** START PROVIDED MATERIAL **

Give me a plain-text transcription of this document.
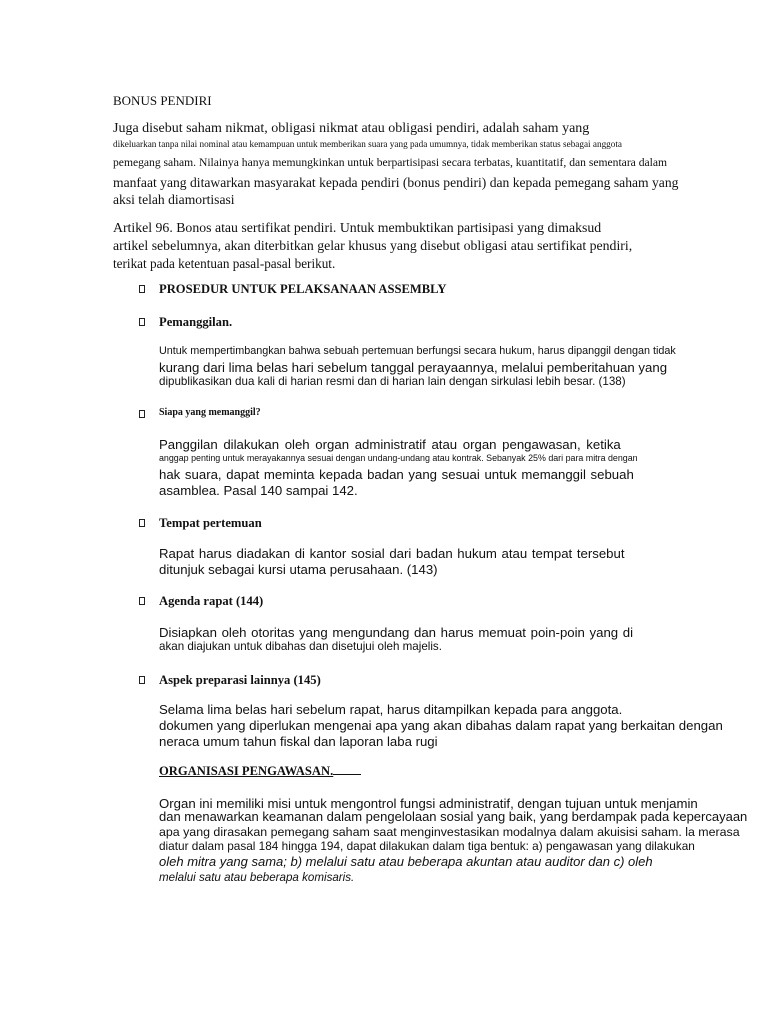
BONUS PENDIRI
Juga disebut saham nikmat, obligasi nikmat atau obligasi pendiri, adalah saham yang
dikeluarkan tanpa nilai nominal atau kemampuan untuk memberikan suara yang pada umumnya, tidak memberikan status sebagai anggota
pemegang saham. Nilainya hanya memungkinkan untuk berpartisipasi secara terbatas, kuantitatif, dan sementara dalam
manfaat yang ditawarkan masyarakat kepada pendiri (bonus pendiri) dan kepada pemegang saham yang
aksi telah diamortisasi
Artikel 96. Bonos atau sertifikat pendiri. Untuk membuktikan partisipasi yang dimaksud
artikel sebelumnya, akan diterbitkan gelar khusus yang disebut obligasi atau sertifikat pendiri,
terikat pada ketentuan pasal-pasal berikut.
PROSEDUR UNTUK PELAKSANAAN ASSEMBLY
Pemanggilan.
Untuk mempertimbangkan bahwa sebuah pertemuan berfungsi secara hukum, harus dipanggil dengan tidak
kurang dari lima belas hari sebelum tanggal perayaannya, melalui pemberitahuan yang
dipublikasikan dua kali di harian resmi dan di harian lain dengan sirkulasi lebih besar. (138)
Siapa yang memanggil?
Panggilan dilakukan oleh organ administratif atau organ pengawasan, ketika
anggap penting untuk merayakannya sesuai dengan undang-undang atau kontrak. Sebanyak 25% dari para mitra dengan
hak suara, dapat meminta kepada badan yang sesuai untuk memanggil sebuah
asamblea. Pasal 140 sampai 142.
Tempat pertemuan
Rapat harus diadakan di kantor sosial dari badan hukum atau tempat tersebut
ditunjuk sebagai kursi utama perusahaan. (143)
Agenda rapat (144)
Disiapkan oleh otoritas yang mengundang dan harus memuat poin-poin yang di
akan diajukan untuk dibahas dan disetujui oleh majelis.
Aspek preparasi lainnya (145)
Selama lima belas hari sebelum rapat, harus ditampilkan kepada para anggota.
dokumen yang diperlukan mengenai apa yang akan dibahas dalam rapat yang berkaitan dengan
neraca umum tahun fiskal dan laporan laba rugi
ORGANISASI PENGAWASAN.
Organ ini memiliki misi untuk mengontrol fungsi administratif, dengan tujuan untuk menjamin
dan menawarkan keamanan dalam pengelolaan sosial yang baik, yang berdampak pada kepercayaan
apa yang dirasakan pemegang saham saat menginvestasikan modalnya dalam akuisisi saham. la merasa
diatur dalam pasal 184 hingga 194, dapat dilakukan dalam tiga bentuk: a) pengawasan yang dilakukan
oleh mitra yang sama; b) melalui satu atau beberapa akuntan atau auditor dan c) oleh
melalui satu atau beberapa komisaris.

** END PROVIDED MATERIAL **

- **PROBLEM TO SOLVE**: Report all lines of the material that contain the word "oleh".

- **ANSWER IN FULL**:
Panggilan dilakukan oleh organ administratif atau organ pengawasan, ketika
Disiapkan oleh otoritas yang mengundang dan harus memuat poin-poin yang di
akan diajukan untuk dibahas dan disetujui oleh majelis.
oleh mitra yang sama; b) melalui satu atau beberapa akuntan atau auditor dan c) oleh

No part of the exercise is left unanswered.